/---
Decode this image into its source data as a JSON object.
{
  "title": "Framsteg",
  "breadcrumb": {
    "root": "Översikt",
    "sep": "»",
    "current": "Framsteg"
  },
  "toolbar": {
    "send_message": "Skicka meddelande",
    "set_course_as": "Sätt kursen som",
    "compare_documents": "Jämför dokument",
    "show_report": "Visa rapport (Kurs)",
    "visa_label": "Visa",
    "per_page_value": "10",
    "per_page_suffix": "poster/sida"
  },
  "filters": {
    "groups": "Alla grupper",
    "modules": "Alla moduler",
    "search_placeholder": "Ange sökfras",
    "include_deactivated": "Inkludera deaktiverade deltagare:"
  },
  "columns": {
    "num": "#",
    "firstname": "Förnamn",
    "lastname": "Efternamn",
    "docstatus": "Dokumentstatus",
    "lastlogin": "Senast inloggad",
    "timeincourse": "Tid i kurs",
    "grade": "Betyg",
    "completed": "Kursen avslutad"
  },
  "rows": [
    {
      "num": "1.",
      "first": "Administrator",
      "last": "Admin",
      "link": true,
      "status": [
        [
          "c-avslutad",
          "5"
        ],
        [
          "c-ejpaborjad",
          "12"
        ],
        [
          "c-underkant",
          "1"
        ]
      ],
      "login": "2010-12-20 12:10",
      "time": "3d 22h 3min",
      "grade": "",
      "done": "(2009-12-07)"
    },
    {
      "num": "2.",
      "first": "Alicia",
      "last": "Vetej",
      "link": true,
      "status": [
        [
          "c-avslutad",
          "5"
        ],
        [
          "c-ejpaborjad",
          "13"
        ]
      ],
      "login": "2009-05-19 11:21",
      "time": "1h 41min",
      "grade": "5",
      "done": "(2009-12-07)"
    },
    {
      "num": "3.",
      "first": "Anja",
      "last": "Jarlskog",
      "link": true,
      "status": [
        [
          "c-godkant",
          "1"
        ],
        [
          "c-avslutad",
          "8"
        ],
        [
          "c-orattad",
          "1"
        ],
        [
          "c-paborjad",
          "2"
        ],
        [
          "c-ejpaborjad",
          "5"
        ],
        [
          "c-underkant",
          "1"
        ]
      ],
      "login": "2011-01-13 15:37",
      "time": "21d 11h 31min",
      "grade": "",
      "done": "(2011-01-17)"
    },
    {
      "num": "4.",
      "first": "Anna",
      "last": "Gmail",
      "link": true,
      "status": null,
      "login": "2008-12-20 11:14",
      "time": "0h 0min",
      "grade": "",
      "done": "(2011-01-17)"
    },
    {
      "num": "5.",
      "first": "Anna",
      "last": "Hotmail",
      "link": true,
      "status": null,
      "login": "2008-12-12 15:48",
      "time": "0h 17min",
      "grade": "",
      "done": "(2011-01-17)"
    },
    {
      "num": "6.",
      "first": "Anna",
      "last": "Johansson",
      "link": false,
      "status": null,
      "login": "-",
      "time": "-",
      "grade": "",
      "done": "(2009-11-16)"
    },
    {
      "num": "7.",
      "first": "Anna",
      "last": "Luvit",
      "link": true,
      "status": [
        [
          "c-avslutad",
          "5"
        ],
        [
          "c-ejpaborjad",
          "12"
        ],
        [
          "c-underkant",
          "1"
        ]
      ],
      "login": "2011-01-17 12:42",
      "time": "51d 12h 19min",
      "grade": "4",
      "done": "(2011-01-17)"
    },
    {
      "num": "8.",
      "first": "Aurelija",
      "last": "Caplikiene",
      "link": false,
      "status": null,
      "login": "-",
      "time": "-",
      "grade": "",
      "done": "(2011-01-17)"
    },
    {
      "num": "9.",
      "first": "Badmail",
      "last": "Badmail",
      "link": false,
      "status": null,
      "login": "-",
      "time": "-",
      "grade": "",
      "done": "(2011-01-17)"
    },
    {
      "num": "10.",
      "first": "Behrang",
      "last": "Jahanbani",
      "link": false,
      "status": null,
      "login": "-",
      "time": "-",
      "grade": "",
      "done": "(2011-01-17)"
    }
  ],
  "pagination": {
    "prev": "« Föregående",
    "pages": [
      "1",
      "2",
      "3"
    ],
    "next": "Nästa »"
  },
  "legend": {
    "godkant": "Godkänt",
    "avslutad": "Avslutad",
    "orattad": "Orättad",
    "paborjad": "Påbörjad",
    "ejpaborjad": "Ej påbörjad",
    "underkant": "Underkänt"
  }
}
\---
Given exercise
Extract the entries above verbatim.

Right answer
Decode this image into its source data as a JSON object.
{
  "title": "Framsteg",
  "breadcrumb": {
    "root": "Översikt",
    "sep": "»",
    "current": "Framsteg"
  },
  "toolbar": {
    "send_message": "Skicka meddelande",
    "set_course_as": "Sätt kursen som",
    "compare_documents": "Jämför dokument",
    "show_report": "Visa rapport (Kurs)",
    "visa_label": "Visa",
    "per_page_value": "10",
    "per_page_suffix": "poster/sida"
  },
  "filters": {
    "groups": "Alla grupper",
    "modules": "Alla moduler",
    "search_placeholder": "Ange sökfras",
    "include_deactivated": "Inkludera deaktiverade deltagare:"
  },
  "columns": {
    "num": "#",
    "firstname": "Förnamn",
    "lastname": "Efternamn",
    "docstatus": "Dokumentstatus",
    "lastlogin": "Senast inloggad",
    "timeincourse": "Tid i kurs",
    "grade": "Betyg",
    "completed": "Kursen avslutad"
  },
  "rows": [
    {
      "num": "1.",
      "first": "Administrator",
      "last": "Admin",
      "link": true,
      "status": [
        [
          "c-avslutad",
          "5"
        ],
        [
          "c-ejpaborjad",
          "12"
        ],
        [
          "c-underkant",
          "1"
        ]
      ],
      "login": "2010-12-20 12:10",
      "time": "3d 22h 3min",
      "grade": "",
      "done": "(2009-12-07)"
    },
    {
      "num": "2.",
      "first": "Alicia",
      "last": "Vetej",
      "link": true,
      "status": [
        [
          "c-avslutad",
          "5"
        ],
        [
          "c-ejpaborjad",
          "13"
        ]
      ],
      "login": "2009-05-19 11:21",
      "time": "1h 41min",
      "grade": "5",
      "done": "(2009-12-07)"
    },
    {
      "num": "3.",
      "first": "Anja",
      "last": "Jarlskog",
      "link": true,
      "status": [
        [
          "c-godkant",
          "1"
        ],
        [
          "c-avslutad",
          "8"
        ],
        [
          "c-orattad",
          "1"
        ],
        [
          "c-paborjad",
          "2"
        ],
        [
          "c-ejpaborjad",
          "5"
        ],
        [
          "c-underkant",
          "1"
        ]
      ],
      "login": "2011-01-13 15:37",
      "time": "21d 11h 31min",
      "grade": "",
      "done": "(2011-01-17)"
    },
    {
      "num": "4.",
      "first": "Anna",
      "last": "Gmail",
      "link": true,
      "status": null,
      "login": "2008-12-20 11:14",
      "time": "0h 0min",
      "grade": "",
      "done": "(2011-01-17)"
    },
    {
      "num": "5.",
      "first": "Anna",
      "last": "Hotmail",
      "link": true,
      "status": null,
      "login": "2008-12-12 15:48",
      "time": "0h 17min",
      "grade": "",
      "done": "(2011-01-17)"
    },
    {
      "num": "6.",
      "first": "Anna",
      "last": "Johansson",
      "link": false,
      "status": null,
      "login": "-",
      "time": "-",
      "grade": "",
      "done": "(2009-11-16)"
    },
    {
      "num": "7.",
      "first": "Anna",
      "last": "Luvit",
      "link": true,
      "status": [
        [
          "c-avslutad",
          "5"
        ],
        [
          "c-ejpaborjad",
          "12"
        ],
        [
          "c-underkant",
          "1"
        ]
      ],
      "login": "2011-01-17 12:42",
      "time": "51d 12h 19min",
      "grade": "4",
      "done": "(2011-01-17)"
    },
    {
      "num": "8.",
      "first": "Aurelija",
      "last": "Caplikiene",
      "link": false,
      "status": null,
      "login": "-",
      "time": "-",
      "grade": "",
      "done": "(2011-01-17)"
    },
    {
      "num": "9.",
      "first": "Badmail",
      "last": "Badmail",
      "link": false,
      "status": null,
      "login": "-",
      "time": "-",
      "grade": "",
      "done": "(2011-01-17)"
    },
    {
      "num": "10.",
      "first": "Behrang",
      "last": "Jahanbani",
      "link": false,
      "status": null,
      "login": "-",
      "time": "-",
      "grade": "",
      "done": "(2011-01-17)"
    }
  ],
  "pagination": {
    "prev": "« Föregående",
    "pages": [
      "1",
      "2",
      "3"
    ],
    "next": "Nästa »"
  },
  "legend": {
    "godkant": "Godkänt",
    "avslutad": "Avslutad",
    "orattad": "Orättad",
    "paborjad": "Påbörjad",
    "ejpaborjad": "Ej påbörjad",
    "underkant": "Underkänt"
  }
}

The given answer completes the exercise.